Page extract —
######

Okay, well like already recommended you can put her old enclosure in to the new one, until she comes out then remove the old one.

If this is impossible, I recommend the bag method, this is a method I have used successfully to rehouse fast and feisty spiders. Put the enclosure into the bathtub (close drains! And block openings of the tubs), put a clear plastic bag over the enclosure, poke a hole in the bag just big enough for your tongs orr whatever you use to coax the spider, for it to fit through.. you can lay down the enclosure on its side, just remove decor and water bowls, don't worry too much about the substrate, but if you can remove some it would help. Then coax the spider into the bag. (remember they can still run out of the bag so secure it carefully as soon as she's inside. They can also bite through the bag so watch your fingers).

I always use the bag method, easier and safer, so I hope it helps and works wonders if you decide to use it.

I also heard of some placing a towel nearby when rehousing, if the T does escape it may run and seek cover under the towel, never tried this myself tough but sounds very usefull. 

---------- Post added 04-01-2015 at 08:58 AM ----------




pyro fiend said:


> personally i think them not having a hide is the main reason they do it once my psalms all web in they dont move from their hide period wiel the lids open unless i place a worm in a funny spot.. but i ofcourse still practice my tote method just incase. rather have it as a habit then need it and not have it


+1, give them some form of cover, they usually stay put out of sight and their hide/web is the first place they run to when there is a disturbance. Its easier to deal with them when they are out of sight, also, fake plants helps, they use them for anchor points, they make stunning dirt webs.


----------



## pyro fiend (Apr 1, 2015)

lalberts9310 said:


> +1, give them some form of cover, they usually stay put out of sight and their hide/web is the first place they run to when there is a disturbance. Its easier to deal with them when they are out of sight, also, fake plants helps, they use them for anchor points, they make stunning dirt webs.


well some utalize the anchors quite well, i have a ~2" irminia [huge estimate] who has TONS.. has like 7 leafs in her 32oz... uses 1.5 -.- LOL but yes once thye have a hidey hole all my psalms seem perfect.. i actually tong fed my pulcher yesterday as he/she was on top of her webs and shockingly didnt run.. and this is coming from the T who sealed a leaf 360degress on the sides and i had to break the silk to feed her a month ago XD


----------



## louise f (Apr 1, 2015)

######

Raw data —
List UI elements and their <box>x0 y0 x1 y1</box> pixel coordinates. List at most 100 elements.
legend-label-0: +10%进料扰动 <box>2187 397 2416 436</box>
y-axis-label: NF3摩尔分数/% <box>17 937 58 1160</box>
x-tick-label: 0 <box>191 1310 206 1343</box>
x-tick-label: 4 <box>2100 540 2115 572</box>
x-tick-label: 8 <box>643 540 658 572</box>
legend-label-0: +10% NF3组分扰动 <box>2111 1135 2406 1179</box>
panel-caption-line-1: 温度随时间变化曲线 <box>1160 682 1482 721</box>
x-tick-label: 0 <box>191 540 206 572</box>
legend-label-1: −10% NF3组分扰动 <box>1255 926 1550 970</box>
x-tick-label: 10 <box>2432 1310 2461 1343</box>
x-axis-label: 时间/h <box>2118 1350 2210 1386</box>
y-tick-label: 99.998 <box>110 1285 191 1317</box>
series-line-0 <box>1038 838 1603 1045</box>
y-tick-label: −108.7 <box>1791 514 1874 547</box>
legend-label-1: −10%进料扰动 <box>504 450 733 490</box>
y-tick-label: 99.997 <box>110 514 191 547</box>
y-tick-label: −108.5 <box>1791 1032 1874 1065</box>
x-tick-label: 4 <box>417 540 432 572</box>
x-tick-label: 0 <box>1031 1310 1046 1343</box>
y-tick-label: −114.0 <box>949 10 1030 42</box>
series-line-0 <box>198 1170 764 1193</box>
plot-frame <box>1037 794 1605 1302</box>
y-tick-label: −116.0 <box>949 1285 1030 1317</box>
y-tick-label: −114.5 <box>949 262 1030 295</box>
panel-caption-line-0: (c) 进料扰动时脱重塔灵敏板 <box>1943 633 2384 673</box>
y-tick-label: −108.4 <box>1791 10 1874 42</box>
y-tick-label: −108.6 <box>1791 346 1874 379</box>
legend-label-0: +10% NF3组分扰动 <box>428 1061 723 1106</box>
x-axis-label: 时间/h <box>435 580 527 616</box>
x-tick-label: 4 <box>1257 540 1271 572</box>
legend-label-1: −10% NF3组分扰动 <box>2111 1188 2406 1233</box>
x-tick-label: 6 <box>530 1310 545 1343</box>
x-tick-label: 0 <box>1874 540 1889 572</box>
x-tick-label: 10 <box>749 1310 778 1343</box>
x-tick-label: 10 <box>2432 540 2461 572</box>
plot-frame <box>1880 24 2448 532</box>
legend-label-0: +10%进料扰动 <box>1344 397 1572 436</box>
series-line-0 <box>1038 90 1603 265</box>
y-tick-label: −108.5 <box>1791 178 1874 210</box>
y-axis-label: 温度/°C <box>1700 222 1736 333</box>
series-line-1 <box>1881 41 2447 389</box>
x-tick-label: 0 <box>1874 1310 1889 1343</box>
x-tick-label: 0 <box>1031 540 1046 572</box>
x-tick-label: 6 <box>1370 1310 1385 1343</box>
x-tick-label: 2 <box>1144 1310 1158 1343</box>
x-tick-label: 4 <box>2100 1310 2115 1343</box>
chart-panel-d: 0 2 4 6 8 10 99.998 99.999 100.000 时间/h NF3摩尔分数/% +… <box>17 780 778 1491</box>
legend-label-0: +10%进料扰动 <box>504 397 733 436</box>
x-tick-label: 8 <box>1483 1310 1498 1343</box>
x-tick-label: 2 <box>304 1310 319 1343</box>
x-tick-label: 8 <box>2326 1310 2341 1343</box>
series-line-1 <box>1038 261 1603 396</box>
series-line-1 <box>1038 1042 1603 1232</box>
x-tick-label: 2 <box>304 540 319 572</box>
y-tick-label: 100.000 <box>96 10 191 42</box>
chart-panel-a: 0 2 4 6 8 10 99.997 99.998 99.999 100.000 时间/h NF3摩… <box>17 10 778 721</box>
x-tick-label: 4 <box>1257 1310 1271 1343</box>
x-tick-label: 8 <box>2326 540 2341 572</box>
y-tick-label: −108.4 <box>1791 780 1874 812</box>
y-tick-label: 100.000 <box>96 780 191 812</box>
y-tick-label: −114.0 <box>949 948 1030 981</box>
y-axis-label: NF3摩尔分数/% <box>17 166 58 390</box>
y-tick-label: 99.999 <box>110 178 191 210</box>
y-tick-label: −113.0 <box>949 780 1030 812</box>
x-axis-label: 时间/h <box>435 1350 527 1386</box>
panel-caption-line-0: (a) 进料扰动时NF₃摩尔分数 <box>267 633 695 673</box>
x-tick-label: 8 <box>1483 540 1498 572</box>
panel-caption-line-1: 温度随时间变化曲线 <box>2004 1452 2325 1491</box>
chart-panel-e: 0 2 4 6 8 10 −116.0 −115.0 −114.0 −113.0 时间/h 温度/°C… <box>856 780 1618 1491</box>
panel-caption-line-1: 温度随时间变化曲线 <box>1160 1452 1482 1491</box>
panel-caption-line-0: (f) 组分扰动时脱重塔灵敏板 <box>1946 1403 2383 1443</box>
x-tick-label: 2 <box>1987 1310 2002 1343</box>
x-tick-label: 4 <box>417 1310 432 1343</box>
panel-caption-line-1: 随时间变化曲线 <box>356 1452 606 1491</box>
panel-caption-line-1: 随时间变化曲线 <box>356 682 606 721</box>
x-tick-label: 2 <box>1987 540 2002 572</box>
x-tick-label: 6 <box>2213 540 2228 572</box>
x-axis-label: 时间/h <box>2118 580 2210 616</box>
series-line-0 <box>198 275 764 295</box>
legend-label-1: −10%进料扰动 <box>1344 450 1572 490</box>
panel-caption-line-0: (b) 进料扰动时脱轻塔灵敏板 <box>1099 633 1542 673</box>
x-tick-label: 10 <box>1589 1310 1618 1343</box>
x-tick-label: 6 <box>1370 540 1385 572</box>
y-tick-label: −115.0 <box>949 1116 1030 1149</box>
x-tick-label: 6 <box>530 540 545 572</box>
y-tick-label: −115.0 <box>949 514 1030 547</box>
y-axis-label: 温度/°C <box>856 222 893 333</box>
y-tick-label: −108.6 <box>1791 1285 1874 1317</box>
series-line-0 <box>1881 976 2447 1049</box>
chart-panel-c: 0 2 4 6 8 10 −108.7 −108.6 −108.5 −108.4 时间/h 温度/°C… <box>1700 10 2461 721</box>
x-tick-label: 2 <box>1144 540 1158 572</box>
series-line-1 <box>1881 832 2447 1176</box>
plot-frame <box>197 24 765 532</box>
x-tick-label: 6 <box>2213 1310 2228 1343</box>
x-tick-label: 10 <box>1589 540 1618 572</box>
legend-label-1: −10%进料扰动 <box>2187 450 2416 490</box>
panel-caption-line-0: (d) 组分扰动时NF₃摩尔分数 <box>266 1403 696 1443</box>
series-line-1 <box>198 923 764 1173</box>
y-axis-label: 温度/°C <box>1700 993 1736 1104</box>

######

Parts of the exercise —
1: According to the spider rehousing thread, where should the enclosure be placed when using the bag method?
2: Write what comes next in the spider rehousing thread, picking up after its final line.
The lines aren't needed for this.

Written responses —
1: In the bathtub, with the drains closed and the tub's openings blocked.

2:
THE DARK KNIGHT said:


> So I got a P cambridgei last week, and boy was it a eye opener. If going to be honesty I'm kind of scared of her. Its not like I'm arachnophobic it just I'm scared to rehouse her. What should I do? She's not defensive she just SOOO FAST. How do I over come this fear?


Well congratz with your lady. 

 they aren't that bad to rehouse. Just take it easy with her and you will do fine  once you have done it, you will quickly get used to it.  

I once tried that a P.irminia MM jumped at my boyfriends arm and ran to his back, and then i had to get it to run down again and into the enclosure, not that easy. Haha

First he just sad there and showed his fangs at me. then he ran down to the table. I cached him with a cup, when he sad still, and put him to the enclosure.
 I am just as stubbern as they are.
 They don't deside,  i do. well i think i do.  

I can only say that crazy adventures happens with tarantulas. sometimes you never know where you have them.

Reactions: Like 1


----------



## pyro fiend (Apr 1, 2015)

louise f said:


> Well congratz with your lady.
> 
> they aren't that bad to rehouse. Just take it easy with her and you will do fine  once you have done it, you will quickly get used to it.
> 
> ...


just be sure its not in a cluttered room ;P [not speaking from experience.. for a change lmaoo]

Reactions: Like 1


----------



## louise f (Apr 1, 2015)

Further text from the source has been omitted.